* What to produce
In the text on transaction isolation levels below, which isolation level prevents phantom reads?

* Text excerpt
====
Hack 64. Determine Your Isolation Level

Your isolation level dictates how locks are obtained in a transaction. A higher isolation level results in fewer concurrency problems at the expense of performance.

If two transactions are competing for the same resource, the database system needs rules to tell it how to resolve the competition. The rules depend on the transaction isolation level. You need to understand these rules, as they can affect system behavior.

9.1.1. Autocommit

To be able to investigate transactions and concurrency, you need to issue the transaction control commands, COMMIT and ROLLBACK, explicitly. To do this you need to ensure that autocommit mode is off.

In autocommit mode, the database performs an implicit COMMIT after every SQL statement. Each statement is a single transaction while you are in autocommit mode. Although this is adequate in many situations, sometimes you need to execute several SQL statements as a single transaction.

In Oracle, at the beginning of an SQL*PLUS session, you can do:

SET AUTOCOMMIT OFF

In MySQL, isolation is not enforced on tables using the MyISAM engine. You can specify engine=innoDB on the CREATE TABLE statement to ensure that transactions are respected for a given table.

In MySQL, you can do:

START TRANSACTION;

In PostgreSQL, autocommit is also known as chained mode. It is on by default, and you need to start each transaction with the following code to switch it off:

BEGIN TRANSACTION;

The same statement works for SQL Server:

BEGIN TRANSACTION
GO

 

9.1.2. Concurrency Issues

Transactions can affect one another in three basic ways: with phantom reads, nonrepeatable reads, and dirty reads.

9.1.2.1. Phantom reads

A phantom read occurs when two identical queries are executed within a single transaction, but the set of rows returned from the second query is different from the first. Consider these two transactions:

Transaction A Transaction B
mysql> START TRANSACTION;
Query OK, 0 rows affected

mysql> SELECT * FROM t;
+------+------+
| x | y |
+------+------+
| 1 | 1 |
| 2 | 1 |
+------+------+
2 rows in set

 mysql> START TRANSACTION;
 Query OK, 0 rows affected

 mysql> INSERT INTO t VALUES (3,1);
 Query OK, 1 row affected

 mysql> COMMIT;
 Query OK, 0 rows affected

mysql> SELECT * FROM t;
+------+------+
| x | y |
+------+------+
| 1 | 1 |
| 2 | 1 |
| 3 | 1 |
+------+------+
3 rows in set 

mysql> COMMIT;
Query OK, 0 rows affected 

So, if the first SELECT in transaction A returned two rows, and then the second SELECT returned three rows, you are a victim of a phantom read. Setting the transaction isolation level to SERIALIZABLE will prevent phantom reads.
====
* Supplied entries
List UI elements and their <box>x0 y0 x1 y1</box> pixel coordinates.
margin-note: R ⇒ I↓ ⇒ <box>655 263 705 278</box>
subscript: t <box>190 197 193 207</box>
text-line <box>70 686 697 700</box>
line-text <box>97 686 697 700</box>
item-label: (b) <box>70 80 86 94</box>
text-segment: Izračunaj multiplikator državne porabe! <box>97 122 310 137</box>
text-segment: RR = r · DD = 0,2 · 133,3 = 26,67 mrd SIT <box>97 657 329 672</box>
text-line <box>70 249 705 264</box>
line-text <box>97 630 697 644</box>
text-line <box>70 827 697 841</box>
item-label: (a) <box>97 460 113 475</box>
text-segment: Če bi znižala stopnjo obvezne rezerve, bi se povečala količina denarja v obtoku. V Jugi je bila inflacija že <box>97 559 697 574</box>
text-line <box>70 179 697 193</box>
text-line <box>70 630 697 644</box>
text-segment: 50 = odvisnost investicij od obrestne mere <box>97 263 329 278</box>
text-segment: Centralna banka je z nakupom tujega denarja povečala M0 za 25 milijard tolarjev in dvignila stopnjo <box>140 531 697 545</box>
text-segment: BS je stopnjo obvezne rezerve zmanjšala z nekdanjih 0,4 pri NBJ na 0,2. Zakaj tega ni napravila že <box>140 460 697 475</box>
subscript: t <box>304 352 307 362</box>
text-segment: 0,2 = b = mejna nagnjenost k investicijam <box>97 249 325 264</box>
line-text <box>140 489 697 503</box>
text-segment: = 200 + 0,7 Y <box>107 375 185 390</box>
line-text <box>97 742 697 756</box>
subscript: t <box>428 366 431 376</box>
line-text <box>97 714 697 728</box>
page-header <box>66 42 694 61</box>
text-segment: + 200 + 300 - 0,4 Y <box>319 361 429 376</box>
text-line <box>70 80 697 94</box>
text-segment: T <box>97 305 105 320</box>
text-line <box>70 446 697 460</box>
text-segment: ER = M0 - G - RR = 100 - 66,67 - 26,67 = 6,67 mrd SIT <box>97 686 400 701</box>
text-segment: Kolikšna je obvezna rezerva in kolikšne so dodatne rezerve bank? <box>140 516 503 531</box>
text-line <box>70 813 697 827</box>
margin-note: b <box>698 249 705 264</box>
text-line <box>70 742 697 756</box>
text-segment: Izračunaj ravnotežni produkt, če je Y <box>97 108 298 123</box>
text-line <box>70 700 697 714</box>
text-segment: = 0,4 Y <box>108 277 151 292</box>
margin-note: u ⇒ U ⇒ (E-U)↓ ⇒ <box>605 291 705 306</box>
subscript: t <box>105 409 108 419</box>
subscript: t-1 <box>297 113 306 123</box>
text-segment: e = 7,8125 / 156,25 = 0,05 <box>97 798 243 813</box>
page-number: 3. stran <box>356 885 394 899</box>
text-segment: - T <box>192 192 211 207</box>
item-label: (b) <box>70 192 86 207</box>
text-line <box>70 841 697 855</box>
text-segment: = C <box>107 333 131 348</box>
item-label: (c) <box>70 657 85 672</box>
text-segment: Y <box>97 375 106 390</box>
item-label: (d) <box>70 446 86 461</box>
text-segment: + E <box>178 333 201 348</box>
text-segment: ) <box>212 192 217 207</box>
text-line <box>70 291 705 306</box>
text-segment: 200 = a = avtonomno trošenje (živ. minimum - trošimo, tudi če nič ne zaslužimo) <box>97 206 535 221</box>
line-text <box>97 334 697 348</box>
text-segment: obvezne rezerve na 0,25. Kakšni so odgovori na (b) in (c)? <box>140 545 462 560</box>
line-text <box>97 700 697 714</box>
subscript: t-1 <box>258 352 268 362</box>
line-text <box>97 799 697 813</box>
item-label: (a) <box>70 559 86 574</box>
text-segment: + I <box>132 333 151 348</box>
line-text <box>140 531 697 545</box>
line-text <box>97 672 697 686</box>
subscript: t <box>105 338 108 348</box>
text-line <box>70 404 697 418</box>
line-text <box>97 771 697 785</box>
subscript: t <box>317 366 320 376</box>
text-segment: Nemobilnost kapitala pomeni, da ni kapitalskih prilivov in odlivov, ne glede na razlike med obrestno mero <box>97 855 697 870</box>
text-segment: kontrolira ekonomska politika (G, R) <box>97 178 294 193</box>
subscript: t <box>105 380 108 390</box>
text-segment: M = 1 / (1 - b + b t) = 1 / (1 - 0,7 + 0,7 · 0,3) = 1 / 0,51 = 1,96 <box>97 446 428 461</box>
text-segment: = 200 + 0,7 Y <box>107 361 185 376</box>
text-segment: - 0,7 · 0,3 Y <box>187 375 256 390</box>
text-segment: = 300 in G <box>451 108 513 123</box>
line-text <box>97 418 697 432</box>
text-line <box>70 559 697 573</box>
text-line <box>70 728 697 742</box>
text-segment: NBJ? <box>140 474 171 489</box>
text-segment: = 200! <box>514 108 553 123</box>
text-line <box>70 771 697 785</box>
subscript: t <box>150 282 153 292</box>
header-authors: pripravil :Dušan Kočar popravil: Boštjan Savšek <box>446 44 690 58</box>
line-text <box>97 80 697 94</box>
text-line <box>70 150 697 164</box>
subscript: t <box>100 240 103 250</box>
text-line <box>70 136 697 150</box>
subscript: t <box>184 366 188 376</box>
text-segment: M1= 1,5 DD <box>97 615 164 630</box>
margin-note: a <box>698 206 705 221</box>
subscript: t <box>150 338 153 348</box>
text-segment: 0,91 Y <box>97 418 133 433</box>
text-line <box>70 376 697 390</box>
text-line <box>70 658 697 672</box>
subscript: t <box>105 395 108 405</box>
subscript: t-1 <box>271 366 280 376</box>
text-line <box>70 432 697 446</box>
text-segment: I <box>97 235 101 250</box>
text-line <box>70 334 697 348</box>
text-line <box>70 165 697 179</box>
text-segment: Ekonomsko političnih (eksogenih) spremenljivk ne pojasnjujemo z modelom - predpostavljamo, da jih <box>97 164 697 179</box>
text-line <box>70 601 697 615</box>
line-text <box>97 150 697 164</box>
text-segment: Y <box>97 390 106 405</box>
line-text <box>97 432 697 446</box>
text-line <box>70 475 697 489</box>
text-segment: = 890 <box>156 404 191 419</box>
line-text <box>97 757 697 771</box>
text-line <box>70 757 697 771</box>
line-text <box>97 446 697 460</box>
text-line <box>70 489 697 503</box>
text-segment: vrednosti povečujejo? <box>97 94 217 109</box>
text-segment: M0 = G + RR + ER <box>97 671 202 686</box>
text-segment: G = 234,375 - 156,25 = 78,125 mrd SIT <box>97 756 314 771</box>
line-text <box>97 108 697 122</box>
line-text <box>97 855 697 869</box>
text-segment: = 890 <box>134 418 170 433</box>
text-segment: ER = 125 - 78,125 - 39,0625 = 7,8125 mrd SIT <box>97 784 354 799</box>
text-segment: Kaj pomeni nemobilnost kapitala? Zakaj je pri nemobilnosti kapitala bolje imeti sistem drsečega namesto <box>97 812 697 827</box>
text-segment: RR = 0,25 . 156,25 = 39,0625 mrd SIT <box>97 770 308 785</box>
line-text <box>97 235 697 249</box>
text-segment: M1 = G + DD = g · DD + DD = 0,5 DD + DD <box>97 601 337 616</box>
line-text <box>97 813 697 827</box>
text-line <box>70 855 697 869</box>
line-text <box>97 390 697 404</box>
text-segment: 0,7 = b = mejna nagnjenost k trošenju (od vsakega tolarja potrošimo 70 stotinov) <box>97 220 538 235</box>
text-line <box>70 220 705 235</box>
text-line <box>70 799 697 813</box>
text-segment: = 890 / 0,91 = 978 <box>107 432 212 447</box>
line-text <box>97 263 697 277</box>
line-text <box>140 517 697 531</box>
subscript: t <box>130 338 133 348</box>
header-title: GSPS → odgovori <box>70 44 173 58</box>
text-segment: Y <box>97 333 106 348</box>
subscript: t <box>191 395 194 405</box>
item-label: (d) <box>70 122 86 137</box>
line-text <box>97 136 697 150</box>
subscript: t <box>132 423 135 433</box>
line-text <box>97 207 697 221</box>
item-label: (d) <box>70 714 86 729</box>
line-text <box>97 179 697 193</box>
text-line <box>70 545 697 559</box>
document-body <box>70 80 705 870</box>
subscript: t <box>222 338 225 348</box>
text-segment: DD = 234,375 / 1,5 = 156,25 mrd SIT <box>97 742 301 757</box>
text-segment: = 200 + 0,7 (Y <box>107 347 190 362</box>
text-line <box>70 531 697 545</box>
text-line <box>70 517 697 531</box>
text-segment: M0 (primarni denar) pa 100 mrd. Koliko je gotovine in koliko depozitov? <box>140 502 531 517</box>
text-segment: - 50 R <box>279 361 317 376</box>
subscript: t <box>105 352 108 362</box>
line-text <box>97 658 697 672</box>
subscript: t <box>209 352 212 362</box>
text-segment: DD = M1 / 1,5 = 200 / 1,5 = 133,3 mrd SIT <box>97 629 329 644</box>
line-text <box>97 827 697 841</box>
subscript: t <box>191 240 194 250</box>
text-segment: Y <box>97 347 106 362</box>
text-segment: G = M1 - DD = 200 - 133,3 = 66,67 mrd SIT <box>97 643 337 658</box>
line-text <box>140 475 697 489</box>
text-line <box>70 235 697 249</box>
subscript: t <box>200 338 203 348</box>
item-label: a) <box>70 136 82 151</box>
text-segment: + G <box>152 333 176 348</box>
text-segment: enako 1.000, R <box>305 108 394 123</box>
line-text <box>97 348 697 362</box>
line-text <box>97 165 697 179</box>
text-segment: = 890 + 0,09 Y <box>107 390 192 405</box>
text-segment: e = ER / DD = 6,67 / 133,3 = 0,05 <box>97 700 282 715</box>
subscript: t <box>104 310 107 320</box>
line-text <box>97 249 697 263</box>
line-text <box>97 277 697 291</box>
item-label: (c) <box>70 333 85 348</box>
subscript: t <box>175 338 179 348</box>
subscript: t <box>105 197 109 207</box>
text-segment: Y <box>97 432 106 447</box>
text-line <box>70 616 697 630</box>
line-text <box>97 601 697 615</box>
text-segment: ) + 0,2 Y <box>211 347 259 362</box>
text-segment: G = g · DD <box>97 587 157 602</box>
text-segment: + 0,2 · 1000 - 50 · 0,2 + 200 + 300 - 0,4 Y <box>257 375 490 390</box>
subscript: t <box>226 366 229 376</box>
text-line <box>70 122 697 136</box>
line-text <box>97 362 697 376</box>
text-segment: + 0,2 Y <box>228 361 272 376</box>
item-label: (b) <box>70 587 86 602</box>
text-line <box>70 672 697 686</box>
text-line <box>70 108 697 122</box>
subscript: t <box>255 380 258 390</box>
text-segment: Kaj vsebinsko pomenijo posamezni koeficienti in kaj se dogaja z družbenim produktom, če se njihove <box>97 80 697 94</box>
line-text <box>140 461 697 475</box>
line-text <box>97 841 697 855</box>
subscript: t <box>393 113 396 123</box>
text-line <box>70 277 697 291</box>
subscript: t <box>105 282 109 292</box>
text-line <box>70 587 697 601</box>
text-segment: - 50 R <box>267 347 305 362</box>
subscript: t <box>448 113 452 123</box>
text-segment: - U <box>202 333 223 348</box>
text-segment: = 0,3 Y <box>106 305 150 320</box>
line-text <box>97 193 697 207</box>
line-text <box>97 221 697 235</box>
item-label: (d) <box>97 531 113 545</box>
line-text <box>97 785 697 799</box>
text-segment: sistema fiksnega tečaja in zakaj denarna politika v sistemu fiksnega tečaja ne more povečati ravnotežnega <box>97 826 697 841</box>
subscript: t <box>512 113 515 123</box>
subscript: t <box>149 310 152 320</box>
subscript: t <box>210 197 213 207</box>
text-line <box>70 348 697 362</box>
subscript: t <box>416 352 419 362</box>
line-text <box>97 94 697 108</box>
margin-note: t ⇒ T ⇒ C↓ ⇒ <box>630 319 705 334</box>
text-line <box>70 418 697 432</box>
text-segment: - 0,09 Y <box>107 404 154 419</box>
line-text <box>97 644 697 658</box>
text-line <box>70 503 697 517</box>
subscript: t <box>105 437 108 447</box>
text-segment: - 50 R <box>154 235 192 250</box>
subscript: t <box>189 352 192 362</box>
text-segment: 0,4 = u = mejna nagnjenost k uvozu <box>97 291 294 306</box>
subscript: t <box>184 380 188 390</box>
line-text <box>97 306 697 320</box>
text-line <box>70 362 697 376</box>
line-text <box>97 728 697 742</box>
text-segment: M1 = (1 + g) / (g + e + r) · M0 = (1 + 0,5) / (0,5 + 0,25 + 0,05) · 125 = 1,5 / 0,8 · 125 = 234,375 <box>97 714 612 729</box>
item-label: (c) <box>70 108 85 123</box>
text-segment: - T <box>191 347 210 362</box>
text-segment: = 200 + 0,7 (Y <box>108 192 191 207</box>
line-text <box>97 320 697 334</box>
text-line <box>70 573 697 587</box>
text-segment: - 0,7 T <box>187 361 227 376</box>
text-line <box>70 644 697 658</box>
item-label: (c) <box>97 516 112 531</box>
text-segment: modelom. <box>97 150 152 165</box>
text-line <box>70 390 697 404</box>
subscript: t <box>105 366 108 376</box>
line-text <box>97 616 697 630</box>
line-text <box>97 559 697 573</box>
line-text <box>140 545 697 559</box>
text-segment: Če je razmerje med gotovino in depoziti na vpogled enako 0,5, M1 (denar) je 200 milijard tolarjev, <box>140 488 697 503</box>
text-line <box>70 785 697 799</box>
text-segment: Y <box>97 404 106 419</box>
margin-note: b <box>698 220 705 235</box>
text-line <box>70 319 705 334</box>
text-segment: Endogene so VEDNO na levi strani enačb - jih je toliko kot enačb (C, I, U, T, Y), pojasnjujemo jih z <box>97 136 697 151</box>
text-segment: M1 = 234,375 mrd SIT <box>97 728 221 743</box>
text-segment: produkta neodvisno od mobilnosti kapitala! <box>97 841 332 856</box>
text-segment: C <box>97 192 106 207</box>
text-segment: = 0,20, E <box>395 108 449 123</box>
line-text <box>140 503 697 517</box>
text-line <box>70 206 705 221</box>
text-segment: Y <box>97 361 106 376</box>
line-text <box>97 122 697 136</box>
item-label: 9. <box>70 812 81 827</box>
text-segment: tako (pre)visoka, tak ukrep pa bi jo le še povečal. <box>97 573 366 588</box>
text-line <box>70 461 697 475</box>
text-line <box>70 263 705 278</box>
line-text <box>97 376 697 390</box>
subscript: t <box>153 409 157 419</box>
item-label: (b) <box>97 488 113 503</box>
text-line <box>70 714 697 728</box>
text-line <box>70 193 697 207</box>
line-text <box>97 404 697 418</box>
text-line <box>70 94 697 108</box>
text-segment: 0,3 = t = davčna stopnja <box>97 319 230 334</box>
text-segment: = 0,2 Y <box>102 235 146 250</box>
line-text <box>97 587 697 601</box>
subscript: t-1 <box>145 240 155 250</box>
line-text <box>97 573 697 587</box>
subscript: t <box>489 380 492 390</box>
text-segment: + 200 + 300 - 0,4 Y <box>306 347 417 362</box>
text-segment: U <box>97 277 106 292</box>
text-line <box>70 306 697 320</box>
====
* Worked solution
SERIALIZABLE